**Set problem:** Copy out the entries exactly, from the first line to the last.

[Dataset entries]
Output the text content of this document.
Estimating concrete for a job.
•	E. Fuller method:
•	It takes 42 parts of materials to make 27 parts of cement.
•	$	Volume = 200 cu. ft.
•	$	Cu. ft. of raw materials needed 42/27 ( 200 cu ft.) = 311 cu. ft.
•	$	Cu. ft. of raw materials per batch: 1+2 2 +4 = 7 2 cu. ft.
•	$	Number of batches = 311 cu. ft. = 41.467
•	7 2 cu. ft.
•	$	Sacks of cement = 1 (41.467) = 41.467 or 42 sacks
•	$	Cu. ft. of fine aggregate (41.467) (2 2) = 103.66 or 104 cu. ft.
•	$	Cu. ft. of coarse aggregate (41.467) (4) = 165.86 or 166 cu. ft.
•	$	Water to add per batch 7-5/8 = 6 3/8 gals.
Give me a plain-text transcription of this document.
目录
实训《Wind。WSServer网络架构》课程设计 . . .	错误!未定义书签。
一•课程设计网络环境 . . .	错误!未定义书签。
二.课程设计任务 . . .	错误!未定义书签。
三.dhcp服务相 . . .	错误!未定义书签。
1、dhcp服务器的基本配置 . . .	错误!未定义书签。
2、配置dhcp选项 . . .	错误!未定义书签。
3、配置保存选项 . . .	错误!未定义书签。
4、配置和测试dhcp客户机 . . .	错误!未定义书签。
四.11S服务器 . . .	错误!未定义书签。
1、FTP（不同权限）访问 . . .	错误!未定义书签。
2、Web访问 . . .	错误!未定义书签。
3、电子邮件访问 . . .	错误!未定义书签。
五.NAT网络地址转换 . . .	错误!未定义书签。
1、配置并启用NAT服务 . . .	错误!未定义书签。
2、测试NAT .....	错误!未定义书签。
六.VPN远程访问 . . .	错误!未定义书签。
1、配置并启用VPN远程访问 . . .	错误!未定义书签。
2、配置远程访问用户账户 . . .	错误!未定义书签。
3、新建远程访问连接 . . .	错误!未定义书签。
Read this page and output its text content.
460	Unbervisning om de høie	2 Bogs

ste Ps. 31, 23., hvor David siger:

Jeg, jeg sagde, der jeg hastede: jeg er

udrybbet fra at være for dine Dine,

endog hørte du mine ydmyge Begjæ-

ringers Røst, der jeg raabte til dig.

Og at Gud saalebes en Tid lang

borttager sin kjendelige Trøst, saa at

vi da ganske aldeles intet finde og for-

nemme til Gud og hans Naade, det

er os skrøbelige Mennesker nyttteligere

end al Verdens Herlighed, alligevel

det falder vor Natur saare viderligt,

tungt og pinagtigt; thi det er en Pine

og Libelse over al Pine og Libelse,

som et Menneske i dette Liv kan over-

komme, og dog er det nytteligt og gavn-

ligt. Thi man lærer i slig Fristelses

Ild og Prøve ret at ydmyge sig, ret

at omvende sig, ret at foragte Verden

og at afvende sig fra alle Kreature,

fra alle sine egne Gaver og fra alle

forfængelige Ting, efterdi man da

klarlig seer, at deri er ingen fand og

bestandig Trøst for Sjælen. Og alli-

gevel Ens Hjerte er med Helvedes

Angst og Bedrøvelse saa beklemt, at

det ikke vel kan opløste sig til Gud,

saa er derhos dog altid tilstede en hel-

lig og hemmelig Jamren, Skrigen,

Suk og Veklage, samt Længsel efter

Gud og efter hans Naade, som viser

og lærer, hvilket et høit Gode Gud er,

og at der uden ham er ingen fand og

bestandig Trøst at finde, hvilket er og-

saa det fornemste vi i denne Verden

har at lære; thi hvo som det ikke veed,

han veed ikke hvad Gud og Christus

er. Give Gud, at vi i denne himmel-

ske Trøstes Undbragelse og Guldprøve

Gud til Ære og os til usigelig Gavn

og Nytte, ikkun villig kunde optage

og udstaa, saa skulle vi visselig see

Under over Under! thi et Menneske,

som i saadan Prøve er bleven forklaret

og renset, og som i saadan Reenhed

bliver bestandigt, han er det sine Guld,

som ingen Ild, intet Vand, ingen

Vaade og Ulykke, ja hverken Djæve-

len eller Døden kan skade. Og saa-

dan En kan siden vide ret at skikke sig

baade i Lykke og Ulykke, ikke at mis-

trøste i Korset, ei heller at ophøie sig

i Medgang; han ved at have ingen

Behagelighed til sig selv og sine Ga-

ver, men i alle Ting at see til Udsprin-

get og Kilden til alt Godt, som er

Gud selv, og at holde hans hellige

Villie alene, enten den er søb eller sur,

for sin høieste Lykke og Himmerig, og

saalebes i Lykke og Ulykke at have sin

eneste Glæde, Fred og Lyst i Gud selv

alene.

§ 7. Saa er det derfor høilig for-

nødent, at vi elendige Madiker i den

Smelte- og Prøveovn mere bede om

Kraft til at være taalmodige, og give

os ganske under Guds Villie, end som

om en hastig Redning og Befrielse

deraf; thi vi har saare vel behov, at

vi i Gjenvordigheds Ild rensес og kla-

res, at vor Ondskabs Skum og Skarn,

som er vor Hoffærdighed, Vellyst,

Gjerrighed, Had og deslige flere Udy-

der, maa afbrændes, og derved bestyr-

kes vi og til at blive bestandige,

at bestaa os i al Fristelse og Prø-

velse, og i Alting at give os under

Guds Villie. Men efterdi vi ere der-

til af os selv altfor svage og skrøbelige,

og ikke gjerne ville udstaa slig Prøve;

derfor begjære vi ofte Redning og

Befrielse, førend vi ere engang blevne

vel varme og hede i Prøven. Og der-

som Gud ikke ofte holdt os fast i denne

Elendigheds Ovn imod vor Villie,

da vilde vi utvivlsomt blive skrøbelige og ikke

**Finished task:**
Output the text content of this document.
Estimating concrete for a job.
•	E. Fuller method:
•	It takes 42 parts of materials to make 27 parts of cement.
•	$	Volume = 200 cu. ft.
•	$	Cu. ft. of raw materials needed 42/27 ( 200 cu ft.) = 311 cu. ft.
•	$	Cu. ft. of raw materials per batch: 1+2 2 +4 = 7 2 cu. ft.
•	$	Number of batches = 311 cu. ft. = 41.467
•	7 2 cu. ft.
•	$	Sacks of cement = 1 (41.467) = 41.467 or 42 sacks
•	$	Cu. ft. of fine aggregate (41.467) (2 2) = 103.66 or 104 cu. ft.
•	$	Cu. ft. of coarse aggregate (41.467) (4) = 165.86 or 166 cu. ft.
•	$	Water to add per batch 7-5/8 = 6 3/8 gals.
Give me a plain-text transcription of this document.
目录
实训《Wind。WSServer网络架构》课程设计 . . .	错误!未定义书签。
一•课程设计网络环境 . . .	错误!未定义书签。
二.课程设计任务 . . .	错误!未定义书签。
三.dhcp服务相 . . .	错误!未定义书签。
1、dhcp服务器的基本配置 . . .	错误!未定义书签。
2、配置dhcp选项 . . .	错误!未定义书签。
3、配置保存选项 . . .	错误!未定义书签。
4、配置和测试dhcp客户机 . . .	错误!未定义书签。
四.11S服务器 . . .	错误!未定义书签。
1、FTP（不同权限）访问 . . .	错误!未定义书签。
2、Web访问 . . .	错误!未定义书签。
3、电子邮件访问 . . .	错误!未定义书签。
五.NAT网络地址转换 . . .	错误!未定义书签。
1、配置并启用NAT服务 . . .	错误!未定义书签。
2、测试NAT .....	错误!未定义书签。
六.VPN远程访问 . . .	错误!未定义书签。
1、配置并启用VPN远程访问 . . .	错误!未定义书签。
2、配置远程访问用户账户 . . .	错误!未定义书签。
3、新建远程访问连接 . . .	错误!未定义书签。
Read this page and output its text content.
460	Unbervisning om de høie	2 Bogs

ste Ps. 31, 23., hvor David siger:

Jeg, jeg sagde, der jeg hastede: jeg er

udrybbet fra at være for dine Dine,

endog hørte du mine ydmyge Begjæ-

ringers Røst, der jeg raabte til dig.

Og at Gud saalebes en Tid lang

borttager sin kjendelige Trøst, saa at

vi da ganske aldeles intet finde og for-

nemme til Gud og hans Naade, det

er os skrøbelige Mennesker nyttteligere

end al Verdens Herlighed, alligevel

det falder vor Natur saare viderligt,

tungt og pinagtigt; thi det er en Pine

og Libelse over al Pine og Libelse,

som et Menneske i dette Liv kan over-

komme, og dog er det nytteligt og gavn-

ligt. Thi man lærer i slig Fristelses

Ild og Prøve ret at ydmyge sig, ret

at omvende sig, ret at foragte Verden

og at afvende sig fra alle Kreature,

fra alle sine egne Gaver og fra alle

forfængelige Ting, efterdi man da

klarlig seer, at deri er ingen fand og

bestandig Trøst for Sjælen. Og alli-

gevel Ens Hjerte er med Helvedes

Angst og Bedrøvelse saa beklemt, at

det ikke vel kan opløste sig til Gud,

saa er derhos dog altid tilstede en hel-

lig og hemmelig Jamren, Skrigen,

Suk og Veklage, samt Længsel efter

Gud og efter hans Naade, som viser

og lærer, hvilket et høit Gode Gud er,

og at der uden ham er ingen fand og

bestandig Trøst at finde, hvilket er og-

saa det fornemste vi i denne Verden

har at lære; thi hvo som det ikke veed,

han veed ikke hvad Gud og Christus

er. Give Gud, at vi i denne himmel-

ske Trøstes Undbragelse og Guldprøve

Gud til Ære og os til usigelig Gavn

og Nytte, ikkun villig kunde optage

og udstaa, saa skulle vi visselig see

Under over Under! thi et Menneske,

som i saadan Prøve er bleven forklaret

og renset, og som i saadan Reenhed

bliver bestandigt, han er det sine Guld,

som ingen Ild, intet Vand, ingen

Vaade og Ulykke, ja hverken Djæve-

len eller Døden kan skade. Og saa-

dan En kan siden vide ret at skikke sig

baade i Lykke og Ulykke, ikke at mis-

trøste i Korset, ei heller at ophøie sig

i Medgang; han ved at have ingen

Behagelighed til sig selv og sine Ga-

ver, men i alle Ting at see til Udsprin-

get og Kilden til alt Godt, som er

Gud selv, og at holde hans hellige

Villie alene, enten den er søb eller sur,

for sin høieste Lykke og Himmerig, og

saalebes i Lykke og Ulykke at have sin

eneste Glæde, Fred og Lyst i Gud selv

alene.

§ 7. Saa er det derfor høilig for-

nødent, at vi elendige Madiker i den

Smelte- og Prøveovn mere bede om

Kraft til at være taalmodige, og give

os ganske under Guds Villie, end som

om en hastig Redning og Befrielse

deraf; thi vi har saare vel behov, at

vi i Gjenvordigheds Ild rensес og kla-

res, at vor Ondskabs Skum og Skarn,

som er vor Hoffærdighed, Vellyst,

Gjerrighed, Had og deslige flere Udy-

der, maa afbrændes, og derved bestyr-

kes vi og til at blive bestandige,

at bestaa os i al Fristelse og Prø-

velse, og i Alting at give os under

Guds Villie. Men efterdi vi ere der-

til af os selv altfor svage og skrøbelige,

og ikke gjerne ville udstaa slig Prøve;

derfor begjære vi ofte Redning og

Befrielse, førend vi ere engang blevne

vel varme og hede i Prøven. Og der-

som Gud ikke ofte holdt os fast i denne

Elendigheds Ovn imod vor Villie,

da vilde vi utvivlsomt blive skrøbelige og ikke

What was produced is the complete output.